Problem details: Find the lines in the records below that contain "Applied", and report each of them.

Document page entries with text

┄┄┄┄┄┄

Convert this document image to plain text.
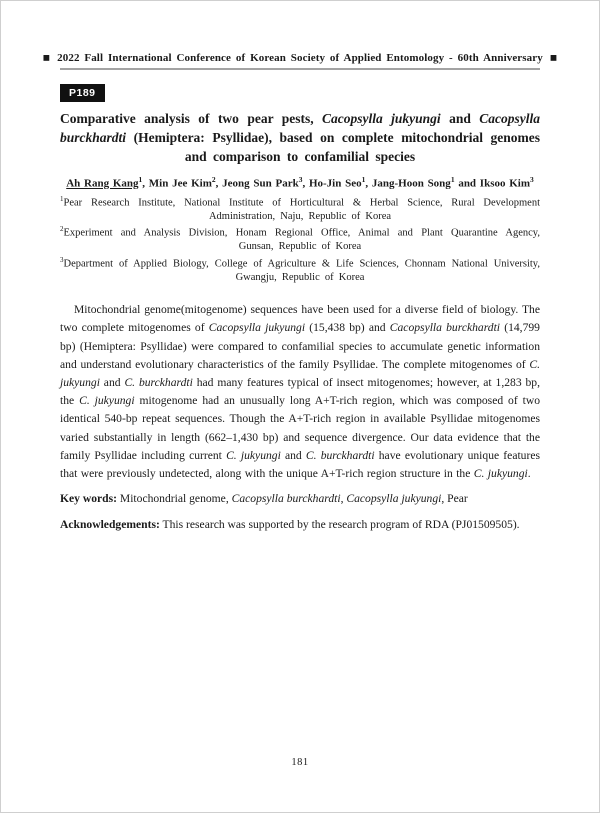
■ 2022 Fall International Conference of Korean Society of Applied Entomology - 60th Anniversary ■
P189
Comparative analysis of two pear pests, Cacopsylla jukyungi and Cacopsylla burckhardti (Hemiptera: Psyllidae), based on complete mitochondrial genomes and comparison to confamilial species
Ah Rang Kang$^1$, Min Jee Kim$^2$, Jeong Sun Park$^3$, Ho-Jin Seo$^1$, Jang-Hoon Song$^1$ and Iksoo Kim$^3$
$^1$Pear Research Institute, National Institute of Horticultural & Herbal Science, Rural Development Administration, Naju, Republic of Korea
$^2$Experiment and Analysis Division, Honam Regional Office, Animal and Plant Quarantine Agency, Gunsan, Republic of Korea
$^3$Department of Applied Biology, College of Agriculture & Life Sciences, Chonnam National University, Gwangju, Republic of Korea

Mitochondrial genome(mitogenome) sequences have been used for a diverse field of biology. The two complete mitogenomes of Cacopsylla jukyungi (15,438 bp) and Cacopsylla burckhardti (14,799 bp) (Hemiptera: Psyllidae) were compared to confamilial species to accumulate genetic information and understand evolutionary characteristics of the family Psyllidae. The complete mitogenomes of C. jukyungi and C. burckhardti had many features typical of insect mitogenomes; however, at 1,283 bp, the C. jukyungi mitogenome had an unusually long A+T-rich region, which was composed of two identical 540-bp repeat sequences. Though the A+T-rich region in available Psyllidae mitogenomes varied substantially in length (662–1,430 bp) and sequence divergence. Our data evidence that the family Psyllidae including current C. jukyungi and C. burckhardti have evolutionary unique features that were previously undetected, along with the unique A+T-rich region structure in the C. jukyungi.

Key words: Mitochondrial genome, Cacopsylla burckhardti, Cacopsylla jukyungi, Pear
Acknowledgements: This research was supported by the research program of RDA (PJ01509505).
181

┄┄┄┄┄┄

Output of the task:
■ 2022 Fall International Conference of Korean Society of Applied Entomology - 60th Anniversary ■
$^3$Department of Applied Biology, College of Agriculture & Life Sciences, Chonnam National University, Gwangju, Republic of Korea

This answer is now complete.